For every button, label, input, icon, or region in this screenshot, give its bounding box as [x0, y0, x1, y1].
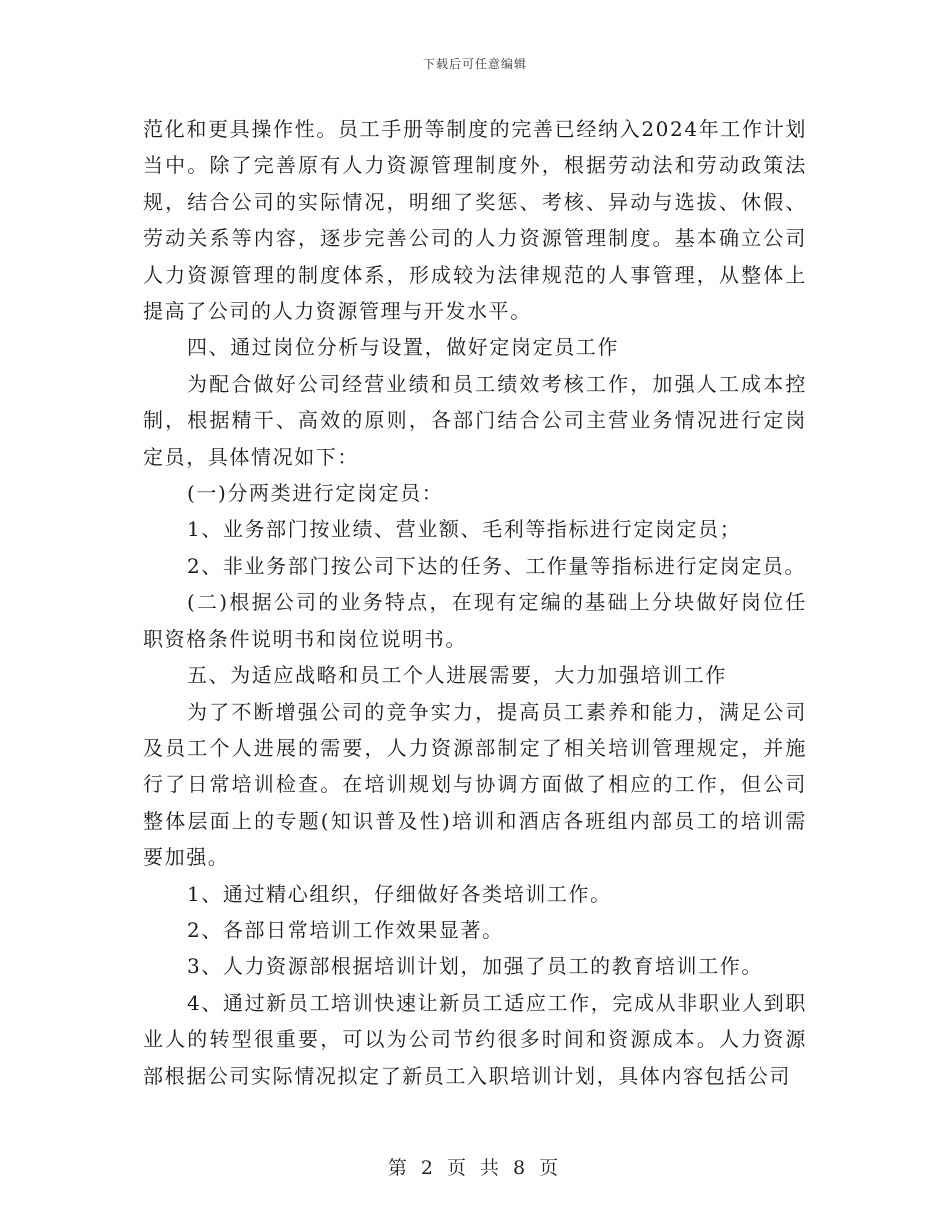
- section-heading-4: 四、通过岗位分析与设置，做好定岗定员工作: [187, 335, 619, 360]
- paragraph-1: 范化和更具操作性。员工手册等制度的完善已经纳入2024年工作计划当中。除了完善原有人力资源管理制度外，根据劳动法和劳动政策法规，结合公司的实际情况，明细了奖惩、考核、异动与选拔、休假、劳动关系等内容，逐步完善公司的人力资源管理制度。基本确立公司人力资源管理的制度体系，形成较为法律规范的人事管理，从整体上提高了公司的人力资源管理与开发水平。: [143, 117, 807, 324]
- section-heading-5: 五、为适应战略和员工个人进展需要，大力加强培训工作: [187, 663, 727, 688]
- list-item: 4、通过新员工培训快速让新员工适应工作，完成从非职业人到职业人的转型很重要，可以为公司节约很多时间和资源成本。人力资源部根据公司实际情况拟定了新员工入职培训计划，具体内容包括公司: [143, 990, 807, 1088]
- paragraph-2: 为配合做好公司经营业绩和员工绩效考核工作，加强人工成本控制，根据精干、高效的原则，各部门结合公司主营业务情况进行定岗定员，具体情况如下：: [143, 371, 807, 469]
- list-item: 3、人力资源部根据培训计划，加强了员工的教育培训工作。: [187, 954, 763, 979]
- sub-heading-2: (二)根据公司的业务特点，在现有定编的基础上分块做好岗位任职资格条件说明书和岗位说明书。: [143, 590, 807, 651]
- header-note: 下载后可任意编辑: [422, 57, 527, 71]
- list-item: 1、业务部门按业绩、营业额、毛利等指标进行定岗定员；: [187, 517, 742, 542]
- list-item: 2、各部日常培训工作效果显著。: [187, 917, 504, 942]
- page-number: 第 2 页 共 8 页: [387, 1157, 563, 1179]
- paragraph-3: 为了不断增强公司的竞争实力，提高员工素养和能力，满足公司及员工个人进展的需要，人力资源部制定了相关培训管理规定，并施行了日常培训检查。在培训规划与协调方面做了相应的工作，但公司整体层面上的专题(知识普及性)培训和酒店各班组内部员工的培训需要加强。: [143, 699, 807, 870]
- sub-heading-1: (一)分两类进行定岗定员：: [187, 481, 444, 506]
- list-item: 2、非业务部门按公司下达的任务、工作量等指标进行定岗定员。: [187, 553, 807, 578]
- list-item: 1、通过精心组织，仔细做好各类培训工作。: [187, 881, 612, 906]
- document-body: [143, 111, 807, 1094]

- **Aim of the task**
Edit the items above by changing every "list-item" to "list-entry" and keeping all other text the same. Leave the pictures out of your answer.

- **Answer to the task**
For every button, label, input, icon, or region in this screenshot, give its bounding box as [x0, y0, x1, y1].
- section-heading-4: 四、通过岗位分析与设置，做好定岗定员工作: [187, 335, 619, 360]
- paragraph-1: 范化和更具操作性。员工手册等制度的完善已经纳入2024年工作计划当中。除了完善原有人力资源管理制度外，根据劳动法和劳动政策法规，结合公司的实际情况，明细了奖惩、考核、异动与选拔、休假、劳动关系等内容，逐步完善公司的人力资源管理制度。基本确立公司人力资源管理的制度体系，形成较为法律规范的人事管理，从整体上提高了公司的人力资源管理与开发水平。: [143, 117, 807, 324]
- section-heading-5: 五、为适应战略和员工个人进展需要，大力加强培训工作: [187, 663, 727, 688]
- list-entry: 4、通过新员工培训快速让新员工适应工作，完成从非职业人到职业人的转型很重要，可以为公司节约很多时间和资源成本。人力资源部根据公司实际情况拟定了新员工入职培训计划，具体内容包括公司: [143, 990, 807, 1088]
- paragraph-2: 为配合做好公司经营业绩和员工绩效考核工作，加强人工成本控制，根据精干、高效的原则，各部门结合公司主营业务情况进行定岗定员，具体情况如下：: [143, 371, 807, 469]
- list-entry: 3、人力资源部根据培训计划，加强了员工的教育培训工作。: [187, 954, 763, 979]
- sub-heading-2: (二)根据公司的业务特点，在现有定编的基础上分块做好岗位任职资格条件说明书和岗位说明书。: [143, 590, 807, 651]
- header-note: 下载后可任意编辑: [422, 57, 527, 71]
- list-entry: 1、业务部门按业绩、营业额、毛利等指标进行定岗定员；: [187, 517, 742, 542]
- list-entry: 2、各部日常培训工作效果显著。: [187, 917, 504, 942]
- page-number: 第 2 页 共 8 页: [387, 1157, 563, 1179]
- paragraph-3: 为了不断增强公司的竞争实力，提高员工素养和能力，满足公司及员工个人进展的需要，人力资源部制定了相关培训管理规定，并施行了日常培训检查。在培训规划与协调方面做了相应的工作，但公司整体层面上的专题(知识普及性)培训和酒店各班组内部员工的培训需要加强。: [143, 699, 807, 870]
- sub-heading-1: (一)分两类进行定岗定员：: [187, 481, 444, 506]
- list-entry: 2、非业务部门按公司下达的任务、工作量等指标进行定岗定员。: [187, 553, 807, 578]
- list-entry: 1、通过精心组织，仔细做好各类培训工作。: [187, 881, 612, 906]
- document-body: [143, 111, 807, 1094]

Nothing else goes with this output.